Le capitaine Moussa Dadis Camara a souvent mis en avant son patriotisme pour avoir déclaré une somme de 22 millions de dollars qui lui aurait été donnée par la SAG quand il était au pouvoir. Au compte de la deuxième phase de son interrogatoire ce mardi, un des avocats de Toumba a tenté démonter cette affirmation. Selon Me Lancinè Sylla, les 22 millions constituaient l’impôt sur les sociétés que la SAG devait à la Guinée. Pour lui, cet argent n’était nullement destiné à Dadis. L’avocat a même produit des papiers en guise de preuve. Dadis a répondu que s’il n’était pas animé de patriotisme, il aurait détourné cet argent.
Incident au procès des événements du 28 septembre 2009. Le juge expulse un des avocats de Dadis.
Il s’agit de Me Pépé Koulémou. Cet avocat était en train de poser des questions au compte de la deuxième phase de l’interrogatoire de son client, quand il a affirmé que l’officier militaire a été plusieurs fois injurié notamment par Me Paul Yomba Kourouma. Le juge s’est inscrit en faux avant de lui demander d’arrêter. Et malgré l’insistance de Ibrahima Sory 2 Tounkara, l’avocat n’a pas obtempéré. C’est donc ce qui a prévalu à son expulsion de la salle d’audience. Et aussitôt Pé&pé Koulémou, des avocats membres du conseil de l’ordre comme Me Jean Moussa Sovogui, ont demandé la suspension de l’audience pour leur permettre de se pencher sur l’incident. À la reprise, l’avocat expulsé n’est pas retourné dans la salle. Au nom du respect des droits et de l’harmonie dans la défense de Dadis, Me Jocamey Haba a demandé le renvoi du dossier pour permettre à Me Pépé Koulémou de finir son questionnaire. Le juge a accepté ce renvoi, mais avant, il a assuré que l’incident était
clos, et n’aurait pas d’impact sur la défense du capitaine.

→ **QUESTIONS D'ÉTUDE**
• A. Répondez aux questions suivantes à partir de l'article sur le procès des événements du 28 septembre 2009 :
(i) Selon Me Lancinè Sylla, que représentaient les 22 millions de dollars versés par la SAG ?
(ii) Quel avocat de Dadis le juge a-t-il expulsé de la salle d'audience ?
(iii) Quel avocat a demandé le renvoi du dossier ?
• B. Reprenez l'article sur le procès des événements du 28 septembre 2009 à partir de sa dernière phrase et rédigez la suite.
Le matériel qui suit provient d'une autre source.

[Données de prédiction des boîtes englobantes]
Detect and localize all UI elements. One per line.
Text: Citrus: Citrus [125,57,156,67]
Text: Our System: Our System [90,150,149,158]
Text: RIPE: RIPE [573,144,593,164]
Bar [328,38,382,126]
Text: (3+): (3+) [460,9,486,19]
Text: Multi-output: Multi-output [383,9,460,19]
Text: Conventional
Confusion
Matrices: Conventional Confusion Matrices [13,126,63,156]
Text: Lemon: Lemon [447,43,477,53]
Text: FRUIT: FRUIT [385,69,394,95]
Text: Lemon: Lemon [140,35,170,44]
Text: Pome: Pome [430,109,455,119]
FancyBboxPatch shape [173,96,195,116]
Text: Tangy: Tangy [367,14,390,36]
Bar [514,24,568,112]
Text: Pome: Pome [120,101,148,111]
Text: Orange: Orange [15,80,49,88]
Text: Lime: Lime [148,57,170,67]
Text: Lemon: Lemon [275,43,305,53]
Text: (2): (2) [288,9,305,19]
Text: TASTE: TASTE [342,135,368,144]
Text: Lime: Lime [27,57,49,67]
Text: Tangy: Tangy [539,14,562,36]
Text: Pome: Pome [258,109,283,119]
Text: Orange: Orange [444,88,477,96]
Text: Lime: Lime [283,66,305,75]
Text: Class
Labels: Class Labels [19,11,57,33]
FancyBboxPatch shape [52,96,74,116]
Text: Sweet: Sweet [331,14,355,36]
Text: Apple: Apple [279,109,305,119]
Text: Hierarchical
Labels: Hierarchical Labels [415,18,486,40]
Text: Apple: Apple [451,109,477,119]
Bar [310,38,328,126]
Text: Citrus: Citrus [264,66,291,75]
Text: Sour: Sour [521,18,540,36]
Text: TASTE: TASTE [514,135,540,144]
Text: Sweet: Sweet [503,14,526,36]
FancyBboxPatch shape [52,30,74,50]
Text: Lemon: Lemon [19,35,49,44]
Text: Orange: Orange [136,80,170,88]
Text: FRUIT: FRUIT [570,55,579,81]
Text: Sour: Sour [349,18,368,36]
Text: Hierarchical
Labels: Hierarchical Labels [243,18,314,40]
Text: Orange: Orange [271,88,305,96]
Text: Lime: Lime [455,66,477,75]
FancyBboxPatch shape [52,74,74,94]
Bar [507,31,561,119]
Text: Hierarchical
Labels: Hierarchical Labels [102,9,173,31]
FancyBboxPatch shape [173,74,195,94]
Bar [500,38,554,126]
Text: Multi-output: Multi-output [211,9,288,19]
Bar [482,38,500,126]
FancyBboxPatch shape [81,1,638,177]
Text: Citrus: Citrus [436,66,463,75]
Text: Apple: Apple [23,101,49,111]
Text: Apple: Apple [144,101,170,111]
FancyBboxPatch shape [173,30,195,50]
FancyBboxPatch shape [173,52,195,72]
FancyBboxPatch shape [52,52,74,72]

→ **RÉPONSES DANS L'ORDRE**
• A.
(i) L'impôt sur les sociétés que la SAG devait à la Guinée.
(ii) Me Pépé Koulémou.
(iii) Me Jocamey Haba.

• B.
Mercredi, l’interrogatoire du capitaine Moussa Dadis Camara a pris fin après avoir passé 15 jours à la barre. C’est l’interrogatoire préliminaire du colonel Blaise Goumou qui s’en est suivi.
Le colonel Blaise Goumou est un officier de gendarmerie. Il lui est reproché de faits d’assassinat, de meurtre, de complicité de viol, de vol à mains armées et de coup et blessures volontaires. Il était environ midi, mercredi, quand il a été appelé à la barre par le juge. Il commence par réfuter les accusations, et comme ses co-accusés qui l’ont précédé à la barre, il a eu droit à un exposé préliminaire. Avant d’aborder le fond du dossier, il a parlé de sa formation militaire. De son recrutement en 1994 à la gendarmerie, au parquet près le tribunal militaire, en passant par l’anti-drogue, il a longtemps vanté ses qualités d’officier modèle. Après avoir évoqué son parcours, l’officier gendarme a reconnu avoir rejoint le colonel Moussa Tiegboro Camara qui selon lui, était en train de sensibiliser des manifestants. Toutefois, leurs efforts auraient été entravés par l’arrivée de la garde présidentielle. Cette garde présidentielle, constituée, a-t-il confié, de bérets rouges arrivés sur place à bord de 4 à 5 pickups. « C’est Toumba qui conduisait l’équipe. C’est également lui qui est descendu et est parti vers l’intérieur du stade en faisant des tirs de sommation », a déclaré Blaise Gomou. Qui a aussi répondu à des accusations de l’ancien aide de camp du capitaine Moussa Dadis Camara. Toumba l’avait accusé d’être le principal formateur au centre de Kaléya sous le CNDD. Il s’inscrit en faux avant d’indiquer qu’en 2009, il était plutôt à l’antidrogue. L’accusé a ajouté que c’est à la maison centrale que le capitaine Moussa Dadis Camara, le colonel Claude Pivi et le colonel Bienvenue Lamah ont fait sa connaissance. Le colonel Blaise Goumou ne reconnaît donc pas les faits qui lui sont reprochés. Il dit attendre qu’on lui rapporte les preuves.